▸ ACTION ITEM
Every line containing "variants" should be copied out. Go through the entries and find them.

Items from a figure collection
********

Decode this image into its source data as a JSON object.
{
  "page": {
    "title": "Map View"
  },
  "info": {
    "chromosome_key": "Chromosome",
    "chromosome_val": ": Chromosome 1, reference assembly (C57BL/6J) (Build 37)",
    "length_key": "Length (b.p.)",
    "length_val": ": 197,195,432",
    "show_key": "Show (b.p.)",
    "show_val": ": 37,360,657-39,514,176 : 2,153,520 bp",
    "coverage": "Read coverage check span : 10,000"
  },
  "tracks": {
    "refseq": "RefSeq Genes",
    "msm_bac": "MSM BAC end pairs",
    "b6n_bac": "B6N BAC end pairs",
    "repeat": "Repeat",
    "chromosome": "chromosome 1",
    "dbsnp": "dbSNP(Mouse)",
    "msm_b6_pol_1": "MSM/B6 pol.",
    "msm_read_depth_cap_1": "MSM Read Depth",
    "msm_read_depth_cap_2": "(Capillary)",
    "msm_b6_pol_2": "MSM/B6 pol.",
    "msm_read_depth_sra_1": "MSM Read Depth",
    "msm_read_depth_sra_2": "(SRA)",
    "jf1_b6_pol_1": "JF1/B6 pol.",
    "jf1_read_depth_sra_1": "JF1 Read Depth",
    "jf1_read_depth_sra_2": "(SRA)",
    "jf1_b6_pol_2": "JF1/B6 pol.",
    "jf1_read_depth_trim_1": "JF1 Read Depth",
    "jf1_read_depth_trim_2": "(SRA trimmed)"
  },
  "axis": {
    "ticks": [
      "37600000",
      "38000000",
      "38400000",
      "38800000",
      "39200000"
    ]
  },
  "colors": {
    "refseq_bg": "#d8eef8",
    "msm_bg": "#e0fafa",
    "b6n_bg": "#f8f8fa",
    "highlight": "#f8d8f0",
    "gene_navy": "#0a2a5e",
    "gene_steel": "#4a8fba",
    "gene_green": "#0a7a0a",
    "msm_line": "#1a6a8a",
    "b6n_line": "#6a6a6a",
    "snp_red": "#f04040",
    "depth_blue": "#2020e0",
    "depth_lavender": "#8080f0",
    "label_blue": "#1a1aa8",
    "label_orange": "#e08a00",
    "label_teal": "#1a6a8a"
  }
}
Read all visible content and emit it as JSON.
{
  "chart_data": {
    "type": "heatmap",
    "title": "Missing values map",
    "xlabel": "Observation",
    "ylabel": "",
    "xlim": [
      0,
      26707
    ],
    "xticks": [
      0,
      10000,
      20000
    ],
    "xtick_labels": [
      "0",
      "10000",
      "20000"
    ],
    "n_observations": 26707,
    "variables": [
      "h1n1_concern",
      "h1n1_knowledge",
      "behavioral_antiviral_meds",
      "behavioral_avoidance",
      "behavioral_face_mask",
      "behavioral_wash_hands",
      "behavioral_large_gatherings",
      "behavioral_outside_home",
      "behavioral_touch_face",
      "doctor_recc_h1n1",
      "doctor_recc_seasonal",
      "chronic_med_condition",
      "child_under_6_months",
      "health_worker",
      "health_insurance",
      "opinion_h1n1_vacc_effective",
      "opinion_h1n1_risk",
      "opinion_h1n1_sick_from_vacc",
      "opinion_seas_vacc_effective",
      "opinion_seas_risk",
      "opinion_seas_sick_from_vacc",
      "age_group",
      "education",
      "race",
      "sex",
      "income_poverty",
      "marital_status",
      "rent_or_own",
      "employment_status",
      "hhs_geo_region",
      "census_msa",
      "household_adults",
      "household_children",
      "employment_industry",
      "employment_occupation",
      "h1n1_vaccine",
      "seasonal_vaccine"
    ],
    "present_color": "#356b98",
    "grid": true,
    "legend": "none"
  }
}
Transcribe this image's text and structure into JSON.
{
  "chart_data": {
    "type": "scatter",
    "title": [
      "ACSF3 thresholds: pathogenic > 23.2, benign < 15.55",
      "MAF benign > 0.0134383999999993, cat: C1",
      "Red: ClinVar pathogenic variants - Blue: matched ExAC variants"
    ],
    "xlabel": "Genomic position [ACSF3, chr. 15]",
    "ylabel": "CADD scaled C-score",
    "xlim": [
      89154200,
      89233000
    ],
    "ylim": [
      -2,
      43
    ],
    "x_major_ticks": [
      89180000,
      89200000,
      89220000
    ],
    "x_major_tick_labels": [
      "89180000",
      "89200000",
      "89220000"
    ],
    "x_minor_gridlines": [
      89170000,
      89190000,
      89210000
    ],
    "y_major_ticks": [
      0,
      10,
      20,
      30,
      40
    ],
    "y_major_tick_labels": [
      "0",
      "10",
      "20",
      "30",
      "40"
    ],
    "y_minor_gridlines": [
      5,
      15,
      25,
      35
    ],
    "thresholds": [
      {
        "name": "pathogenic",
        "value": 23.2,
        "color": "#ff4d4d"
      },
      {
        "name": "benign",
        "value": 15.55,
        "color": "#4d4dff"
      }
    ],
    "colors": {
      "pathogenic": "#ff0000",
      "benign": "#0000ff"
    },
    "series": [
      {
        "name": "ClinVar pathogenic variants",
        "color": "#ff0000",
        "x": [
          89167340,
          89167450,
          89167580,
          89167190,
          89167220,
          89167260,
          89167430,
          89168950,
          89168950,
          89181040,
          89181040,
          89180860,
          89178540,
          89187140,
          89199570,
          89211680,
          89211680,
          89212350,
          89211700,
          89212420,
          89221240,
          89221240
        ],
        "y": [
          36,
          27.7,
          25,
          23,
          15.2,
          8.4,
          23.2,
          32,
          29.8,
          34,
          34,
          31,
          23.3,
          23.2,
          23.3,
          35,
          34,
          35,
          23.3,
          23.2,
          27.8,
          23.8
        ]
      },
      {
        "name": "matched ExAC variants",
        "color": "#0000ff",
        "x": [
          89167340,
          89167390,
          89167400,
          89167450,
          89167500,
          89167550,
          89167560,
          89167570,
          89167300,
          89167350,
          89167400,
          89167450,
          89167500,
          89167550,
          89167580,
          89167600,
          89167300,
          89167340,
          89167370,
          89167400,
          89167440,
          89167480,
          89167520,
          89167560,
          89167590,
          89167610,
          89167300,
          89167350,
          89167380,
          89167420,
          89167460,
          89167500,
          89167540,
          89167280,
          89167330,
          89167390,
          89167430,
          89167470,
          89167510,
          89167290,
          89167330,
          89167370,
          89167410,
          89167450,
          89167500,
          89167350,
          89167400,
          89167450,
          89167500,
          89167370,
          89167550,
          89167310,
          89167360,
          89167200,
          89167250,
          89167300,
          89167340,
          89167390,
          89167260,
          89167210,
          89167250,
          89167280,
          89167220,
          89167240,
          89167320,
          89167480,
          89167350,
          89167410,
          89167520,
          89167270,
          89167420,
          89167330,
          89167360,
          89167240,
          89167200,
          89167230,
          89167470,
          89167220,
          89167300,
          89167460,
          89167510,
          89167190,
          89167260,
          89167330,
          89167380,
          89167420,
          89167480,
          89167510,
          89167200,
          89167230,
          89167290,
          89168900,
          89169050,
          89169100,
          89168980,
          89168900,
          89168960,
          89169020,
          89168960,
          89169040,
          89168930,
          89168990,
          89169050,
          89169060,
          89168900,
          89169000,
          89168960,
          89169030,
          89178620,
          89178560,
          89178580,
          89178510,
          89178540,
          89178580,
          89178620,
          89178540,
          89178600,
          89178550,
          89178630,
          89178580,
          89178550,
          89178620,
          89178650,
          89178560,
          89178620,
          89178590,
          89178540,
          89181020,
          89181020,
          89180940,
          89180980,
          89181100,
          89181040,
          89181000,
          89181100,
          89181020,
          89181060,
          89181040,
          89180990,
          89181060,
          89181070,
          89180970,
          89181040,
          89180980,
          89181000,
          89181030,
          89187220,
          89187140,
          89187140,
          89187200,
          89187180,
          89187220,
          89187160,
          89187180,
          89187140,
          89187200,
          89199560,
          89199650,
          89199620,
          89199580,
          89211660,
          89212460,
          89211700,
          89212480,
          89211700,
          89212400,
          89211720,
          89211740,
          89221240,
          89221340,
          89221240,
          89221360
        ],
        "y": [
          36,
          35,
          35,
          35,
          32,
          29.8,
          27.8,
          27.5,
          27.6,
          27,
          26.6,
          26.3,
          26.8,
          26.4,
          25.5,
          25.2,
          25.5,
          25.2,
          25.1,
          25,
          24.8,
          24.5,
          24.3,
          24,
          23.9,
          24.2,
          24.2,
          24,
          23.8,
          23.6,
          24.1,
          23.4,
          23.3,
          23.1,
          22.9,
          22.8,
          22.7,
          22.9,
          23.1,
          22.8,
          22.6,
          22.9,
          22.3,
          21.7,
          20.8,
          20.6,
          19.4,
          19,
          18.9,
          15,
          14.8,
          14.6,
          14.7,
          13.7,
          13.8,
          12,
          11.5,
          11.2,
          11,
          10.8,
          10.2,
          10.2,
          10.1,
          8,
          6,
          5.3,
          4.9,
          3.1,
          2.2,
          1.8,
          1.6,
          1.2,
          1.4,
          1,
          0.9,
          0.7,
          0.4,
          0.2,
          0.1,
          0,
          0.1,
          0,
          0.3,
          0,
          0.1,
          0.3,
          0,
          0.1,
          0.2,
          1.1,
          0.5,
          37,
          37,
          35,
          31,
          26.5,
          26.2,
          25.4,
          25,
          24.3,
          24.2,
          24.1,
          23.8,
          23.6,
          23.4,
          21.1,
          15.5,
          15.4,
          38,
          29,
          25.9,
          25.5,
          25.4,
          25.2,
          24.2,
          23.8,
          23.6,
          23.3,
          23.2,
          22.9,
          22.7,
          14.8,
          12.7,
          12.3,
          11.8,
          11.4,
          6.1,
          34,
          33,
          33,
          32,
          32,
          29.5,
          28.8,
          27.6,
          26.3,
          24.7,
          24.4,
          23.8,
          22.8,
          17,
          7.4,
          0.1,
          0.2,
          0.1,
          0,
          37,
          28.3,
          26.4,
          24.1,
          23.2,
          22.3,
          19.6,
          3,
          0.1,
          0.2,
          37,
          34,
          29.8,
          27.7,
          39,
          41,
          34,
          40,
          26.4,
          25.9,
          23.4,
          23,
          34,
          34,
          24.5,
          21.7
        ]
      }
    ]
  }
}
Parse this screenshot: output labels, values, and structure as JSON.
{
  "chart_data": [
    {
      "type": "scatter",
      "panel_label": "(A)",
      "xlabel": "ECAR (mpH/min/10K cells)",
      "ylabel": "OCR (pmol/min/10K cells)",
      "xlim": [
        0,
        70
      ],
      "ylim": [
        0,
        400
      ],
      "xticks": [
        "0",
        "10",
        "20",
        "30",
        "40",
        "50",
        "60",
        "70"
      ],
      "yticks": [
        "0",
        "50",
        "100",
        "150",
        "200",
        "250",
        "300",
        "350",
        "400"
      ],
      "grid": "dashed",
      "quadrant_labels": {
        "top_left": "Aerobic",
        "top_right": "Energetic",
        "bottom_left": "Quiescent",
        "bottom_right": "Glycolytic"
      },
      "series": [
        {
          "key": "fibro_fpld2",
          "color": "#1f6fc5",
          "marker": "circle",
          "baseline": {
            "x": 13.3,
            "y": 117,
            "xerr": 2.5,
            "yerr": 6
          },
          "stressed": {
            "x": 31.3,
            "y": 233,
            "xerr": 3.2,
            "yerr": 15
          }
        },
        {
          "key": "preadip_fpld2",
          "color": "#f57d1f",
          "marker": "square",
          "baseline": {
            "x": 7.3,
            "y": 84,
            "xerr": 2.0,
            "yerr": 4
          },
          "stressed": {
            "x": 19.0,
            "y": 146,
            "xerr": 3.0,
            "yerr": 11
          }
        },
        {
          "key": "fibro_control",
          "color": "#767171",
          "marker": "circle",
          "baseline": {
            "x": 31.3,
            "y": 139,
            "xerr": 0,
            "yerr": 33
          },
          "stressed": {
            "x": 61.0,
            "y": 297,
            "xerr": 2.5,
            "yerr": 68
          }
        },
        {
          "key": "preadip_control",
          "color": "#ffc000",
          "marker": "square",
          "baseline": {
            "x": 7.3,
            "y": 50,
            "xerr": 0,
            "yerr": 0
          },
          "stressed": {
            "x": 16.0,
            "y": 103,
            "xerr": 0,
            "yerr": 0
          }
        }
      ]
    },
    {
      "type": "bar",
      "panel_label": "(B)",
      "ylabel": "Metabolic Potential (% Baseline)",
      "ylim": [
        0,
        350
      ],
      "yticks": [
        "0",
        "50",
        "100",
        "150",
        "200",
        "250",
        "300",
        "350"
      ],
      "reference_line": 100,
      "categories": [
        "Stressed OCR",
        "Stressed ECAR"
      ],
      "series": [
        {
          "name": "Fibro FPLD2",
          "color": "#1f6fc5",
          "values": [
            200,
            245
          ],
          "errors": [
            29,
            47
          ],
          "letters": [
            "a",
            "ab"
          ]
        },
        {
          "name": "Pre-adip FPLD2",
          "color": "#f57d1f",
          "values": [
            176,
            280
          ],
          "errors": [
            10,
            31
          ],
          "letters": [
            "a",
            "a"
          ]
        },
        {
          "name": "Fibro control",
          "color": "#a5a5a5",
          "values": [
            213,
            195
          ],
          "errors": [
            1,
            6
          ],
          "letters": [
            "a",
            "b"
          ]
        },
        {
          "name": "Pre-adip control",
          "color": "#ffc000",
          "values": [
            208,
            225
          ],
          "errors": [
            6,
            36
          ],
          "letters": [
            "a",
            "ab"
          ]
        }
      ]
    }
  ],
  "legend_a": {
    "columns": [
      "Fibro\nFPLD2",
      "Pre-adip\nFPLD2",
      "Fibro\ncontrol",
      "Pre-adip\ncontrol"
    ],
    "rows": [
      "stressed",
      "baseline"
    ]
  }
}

********

▸ TASK ANSWER
      "Red: ClinVar pathogenic variants - Blue: matched ExAC variants"
        "name": "ClinVar pathogenic variants",
        "name": "matched ExAC variants",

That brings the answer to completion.